━━ Input data ━━
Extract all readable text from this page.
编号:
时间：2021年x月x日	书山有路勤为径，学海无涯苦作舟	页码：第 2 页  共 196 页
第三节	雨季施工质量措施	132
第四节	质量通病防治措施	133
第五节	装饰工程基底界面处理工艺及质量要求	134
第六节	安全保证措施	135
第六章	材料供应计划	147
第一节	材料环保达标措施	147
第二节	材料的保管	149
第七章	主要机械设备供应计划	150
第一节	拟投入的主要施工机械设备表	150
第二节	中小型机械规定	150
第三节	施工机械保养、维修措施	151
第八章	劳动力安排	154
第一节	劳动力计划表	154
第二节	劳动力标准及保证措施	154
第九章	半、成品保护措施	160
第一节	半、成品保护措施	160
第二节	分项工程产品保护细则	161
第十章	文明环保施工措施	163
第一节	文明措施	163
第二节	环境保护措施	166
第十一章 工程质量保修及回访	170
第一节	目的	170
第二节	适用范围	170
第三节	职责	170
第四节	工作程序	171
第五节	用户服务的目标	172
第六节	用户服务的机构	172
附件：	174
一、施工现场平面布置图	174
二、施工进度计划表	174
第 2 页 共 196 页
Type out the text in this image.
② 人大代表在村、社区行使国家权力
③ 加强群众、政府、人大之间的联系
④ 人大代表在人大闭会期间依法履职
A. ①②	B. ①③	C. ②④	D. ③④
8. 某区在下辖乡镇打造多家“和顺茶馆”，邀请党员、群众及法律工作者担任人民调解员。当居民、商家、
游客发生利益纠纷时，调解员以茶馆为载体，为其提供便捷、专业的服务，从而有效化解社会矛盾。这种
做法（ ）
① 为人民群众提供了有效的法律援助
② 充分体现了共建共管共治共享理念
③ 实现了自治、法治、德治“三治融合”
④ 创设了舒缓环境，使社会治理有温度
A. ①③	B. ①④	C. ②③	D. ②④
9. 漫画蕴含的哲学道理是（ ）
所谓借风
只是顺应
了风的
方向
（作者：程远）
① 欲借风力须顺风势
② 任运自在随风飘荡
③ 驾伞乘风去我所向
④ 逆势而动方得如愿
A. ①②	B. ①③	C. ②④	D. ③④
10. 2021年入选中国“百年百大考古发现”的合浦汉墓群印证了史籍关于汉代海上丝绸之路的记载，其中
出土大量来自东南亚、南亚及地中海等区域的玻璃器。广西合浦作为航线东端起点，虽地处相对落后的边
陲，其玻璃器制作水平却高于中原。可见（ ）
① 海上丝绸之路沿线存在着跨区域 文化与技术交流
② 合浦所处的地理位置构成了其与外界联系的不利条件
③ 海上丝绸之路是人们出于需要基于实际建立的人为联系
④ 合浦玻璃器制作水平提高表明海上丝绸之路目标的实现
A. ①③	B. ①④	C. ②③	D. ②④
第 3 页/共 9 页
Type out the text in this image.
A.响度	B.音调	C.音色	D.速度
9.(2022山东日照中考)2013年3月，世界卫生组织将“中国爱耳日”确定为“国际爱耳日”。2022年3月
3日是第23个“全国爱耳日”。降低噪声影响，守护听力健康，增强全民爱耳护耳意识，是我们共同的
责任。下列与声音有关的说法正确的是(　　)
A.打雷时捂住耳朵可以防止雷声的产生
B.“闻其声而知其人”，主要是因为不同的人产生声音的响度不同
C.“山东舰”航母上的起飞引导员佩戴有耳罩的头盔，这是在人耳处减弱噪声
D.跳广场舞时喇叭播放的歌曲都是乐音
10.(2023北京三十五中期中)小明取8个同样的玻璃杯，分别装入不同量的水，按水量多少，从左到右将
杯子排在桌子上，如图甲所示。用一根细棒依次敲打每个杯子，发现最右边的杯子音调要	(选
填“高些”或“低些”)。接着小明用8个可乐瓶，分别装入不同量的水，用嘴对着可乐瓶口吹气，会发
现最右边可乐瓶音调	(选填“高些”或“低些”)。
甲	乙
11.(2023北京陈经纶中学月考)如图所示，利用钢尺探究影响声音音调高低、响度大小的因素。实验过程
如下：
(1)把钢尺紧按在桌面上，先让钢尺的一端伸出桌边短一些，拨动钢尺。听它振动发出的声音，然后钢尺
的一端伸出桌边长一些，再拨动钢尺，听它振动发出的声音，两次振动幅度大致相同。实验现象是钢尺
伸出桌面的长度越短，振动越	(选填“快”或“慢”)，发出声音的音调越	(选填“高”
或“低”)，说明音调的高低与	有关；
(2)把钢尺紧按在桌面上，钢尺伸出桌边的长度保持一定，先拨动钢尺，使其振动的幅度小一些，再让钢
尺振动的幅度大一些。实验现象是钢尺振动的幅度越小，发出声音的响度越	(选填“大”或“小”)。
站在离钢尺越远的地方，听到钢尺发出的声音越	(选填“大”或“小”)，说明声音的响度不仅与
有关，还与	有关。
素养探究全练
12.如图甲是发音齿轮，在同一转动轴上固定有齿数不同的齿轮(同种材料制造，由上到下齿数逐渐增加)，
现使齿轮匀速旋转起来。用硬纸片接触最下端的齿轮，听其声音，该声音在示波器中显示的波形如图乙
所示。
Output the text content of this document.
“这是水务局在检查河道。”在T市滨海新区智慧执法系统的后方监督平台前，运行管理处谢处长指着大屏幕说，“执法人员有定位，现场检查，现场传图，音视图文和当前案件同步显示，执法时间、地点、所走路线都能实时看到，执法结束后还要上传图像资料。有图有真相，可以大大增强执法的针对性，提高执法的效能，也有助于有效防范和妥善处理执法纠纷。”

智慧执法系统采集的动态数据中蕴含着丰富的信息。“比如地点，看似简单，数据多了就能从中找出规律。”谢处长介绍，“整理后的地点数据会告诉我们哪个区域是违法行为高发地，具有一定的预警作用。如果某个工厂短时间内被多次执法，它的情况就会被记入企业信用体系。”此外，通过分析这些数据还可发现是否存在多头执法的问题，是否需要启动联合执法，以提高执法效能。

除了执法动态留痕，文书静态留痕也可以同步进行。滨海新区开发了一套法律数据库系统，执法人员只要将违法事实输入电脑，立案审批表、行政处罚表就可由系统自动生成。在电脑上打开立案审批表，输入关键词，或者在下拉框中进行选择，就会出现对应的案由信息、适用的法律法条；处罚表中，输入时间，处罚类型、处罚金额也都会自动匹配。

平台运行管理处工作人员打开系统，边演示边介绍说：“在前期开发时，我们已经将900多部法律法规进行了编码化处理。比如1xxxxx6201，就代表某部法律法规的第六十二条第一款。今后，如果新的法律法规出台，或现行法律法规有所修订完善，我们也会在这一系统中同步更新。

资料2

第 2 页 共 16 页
━━━
● Exercise directions:
Using the entries above, please restate each one word for word.

● Exercise answer:
Extract all readable text from this page.
编号:
时间：2021年x月x日	书山有路勤为径，学海无涯苦作舟	页码：第 2 页  共 196 页
第三节	雨季施工质量措施	132
第四节	质量通病防治措施	133
第五节	装饰工程基底界面处理工艺及质量要求	134
第六节	安全保证措施	135
第六章	材料供应计划	147
第一节	材料环保达标措施	147
第二节	材料的保管	149
第七章	主要机械设备供应计划	150
第一节	拟投入的主要施工机械设备表	150
第二节	中小型机械规定	150
第三节	施工机械保养、维修措施	151
第八章	劳动力安排	154
第一节	劳动力计划表	154
第二节	劳动力标准及保证措施	154
第九章	半、成品保护措施	160
第一节	半、成品保护措施	160
第二节	分项工程产品保护细则	161
第十章	文明环保施工措施	163
第一节	文明措施	163
第二节	环境保护措施	166
第十一章 工程质量保修及回访	170
第一节	目的	170
第二节	适用范围	170
第三节	职责	170
第四节	工作程序	171
第五节	用户服务的目标	172
第六节	用户服务的机构	172
附件：	174
一、施工现场平面布置图	174
二、施工进度计划表	174
第 2 页 共 196 页
Type out the text in this image.
② 人大代表在村、社区行使国家权力
③ 加强群众、政府、人大之间的联系
④ 人大代表在人大闭会期间依法履职
A. ①②	B. ①③	C. ②④	D. ③④
8. 某区在下辖乡镇打造多家“和顺茶馆”，邀请党员、群众及法律工作者担任人民调解员。当居民、商家、
游客发生利益纠纷时，调解员以茶馆为载体，为其提供便捷、专业的服务，从而有效化解社会矛盾。这种
做法（ ）
① 为人民群众提供了有效的法律援助
② 充分体现了共建共管共治共享理念
③ 实现了自治、法治、德治“三治融合”
④ 创设了舒缓环境，使社会治理有温度
A. ①③	B. ①④	C. ②③	D. ②④
9. 漫画蕴含的哲学道理是（ ）
所谓借风
只是顺应
了风的
方向
（作者：程远）
① 欲借风力须顺风势
② 任运自在随风飘荡
③ 驾伞乘风去我所向
④ 逆势而动方得如愿
A. ①②	B. ①③	C. ②④	D. ③④
10. 2021年入选中国“百年百大考古发现”的合浦汉墓群印证了史籍关于汉代海上丝绸之路的记载，其中
出土大量来自东南亚、南亚及地中海等区域的玻璃器。广西合浦作为航线东端起点，虽地处相对落后的边
陲，其玻璃器制作水平却高于中原。可见（ ）
① 海上丝绸之路沿线存在着跨区域 文化与技术交流
② 合浦所处的地理位置构成了其与外界联系的不利条件
③ 海上丝绸之路是人们出于需要基于实际建立的人为联系
④ 合浦玻璃器制作水平提高表明海上丝绸之路目标的实现
A. ①③	B. ①④	C. ②③	D. ②④
第 3 页/共 9 页
Type out the text in this image.
A.响度	B.音调	C.音色	D.速度
9.(2022山东日照中考)2013年3月，世界卫生组织将“中国爱耳日”确定为“国际爱耳日”。2022年3月
3日是第23个“全国爱耳日”。降低噪声影响，守护听力健康，增强全民爱耳护耳意识，是我们共同的
责任。下列与声音有关的说法正确的是(　　)
A.打雷时捂住耳朵可以防止雷声的产生
B.“闻其声而知其人”，主要是因为不同的人产生声音的响度不同
C.“山东舰”航母上的起飞引导员佩戴有耳罩的头盔，这是在人耳处减弱噪声
D.跳广场舞时喇叭播放的歌曲都是乐音
10.(2023北京三十五中期中)小明取8个同样的玻璃杯，分别装入不同量的水，按水量多少，从左到右将
杯子排在桌子上，如图甲所示。用一根细棒依次敲打每个杯子，发现最右边的杯子音调要	(选
填“高些”或“低些”)。接着小明用8个可乐瓶，分别装入不同量的水，用嘴对着可乐瓶口吹气，会发
现最右边可乐瓶音调	(选填“高些”或“低些”)。
甲	乙
11.(2023北京陈经纶中学月考)如图所示，利用钢尺探究影响声音音调高低、响度大小的因素。实验过程
如下：
(1)把钢尺紧按在桌面上，先让钢尺的一端伸出桌边短一些，拨动钢尺。听它振动发出的声音，然后钢尺
的一端伸出桌边长一些，再拨动钢尺，听它振动发出的声音，两次振动幅度大致相同。实验现象是钢尺
伸出桌面的长度越短，振动越	(选填“快”或“慢”)，发出声音的音调越	(选填“高”
或“低”)，说明音调的高低与	有关；
(2)把钢尺紧按在桌面上，钢尺伸出桌边的长度保持一定，先拨动钢尺，使其振动的幅度小一些，再让钢
尺振动的幅度大一些。实验现象是钢尺振动的幅度越小，发出声音的响度越	(选填“大”或“小”)。
站在离钢尺越远的地方，听到钢尺发出的声音越	(选填“大”或“小”)，说明声音的响度不仅与
有关，还与	有关。
素养探究全练
12.如图甲是发音齿轮，在同一转动轴上固定有齿数不同的齿轮(同种材料制造，由上到下齿数逐渐增加)，
现使齿轮匀速旋转起来。用硬纸片接触最下端的齿轮，听其声音，该声音在示波器中显示的波形如图乙
所示。
Output the text content of this document.
“这是水务局在检查河道。”在T市滨海新区智慧执法系统的后方监督平台前，运行管理处谢处长指着大屏幕说，“执法人员有定位，现场检查，现场传图，音视图文和当前案件同步显示，执法时间、地点、所走路线都能实时看到，执法结束后还要上传图像资料。有图有真相，可以大大增强执法的针对性，提高执法的效能，也有助于有效防范和妥善处理执法纠纷。”

智慧执法系统采集的动态数据中蕴含着丰富的信息。“比如地点，看似简单，数据多了就能从中找出规律。”谢处长介绍，“整理后的地点数据会告诉我们哪个区域是违法行为高发地，具有一定的预警作用。如果某个工厂短时间内被多次执法，它的情况就会被记入企业信用体系。”此外，通过分析这些数据还可发现是否存在多头执法的问题，是否需要启动联合执法，以提高执法效能。

除了执法动态留痕，文书静态留痕也可以同步进行。滨海新区开发了一套法律数据库系统，执法人员只要将违法事实输入电脑，立案审批表、行政处罚表就可由系统自动生成。在电脑上打开立案审批表，输入关键词，或者在下拉框中进行选择，就会出现对应的案由信息、适用的法律法条；处罚表中，输入时间，处罚类型、处罚金额也都会自动匹配。

平台运行管理处工作人员打开系统，边演示边介绍说：“在前期开发时，我们已经将900多部法律法规进行了编码化处理。比如1xxxxx6201，就代表某部法律法规的第六十二条第一款。今后，如果新的法律法规出台，或现行法律法规有所修订完善，我们也会在这一系统中同步更新。

资料2

第 2 页 共 16 页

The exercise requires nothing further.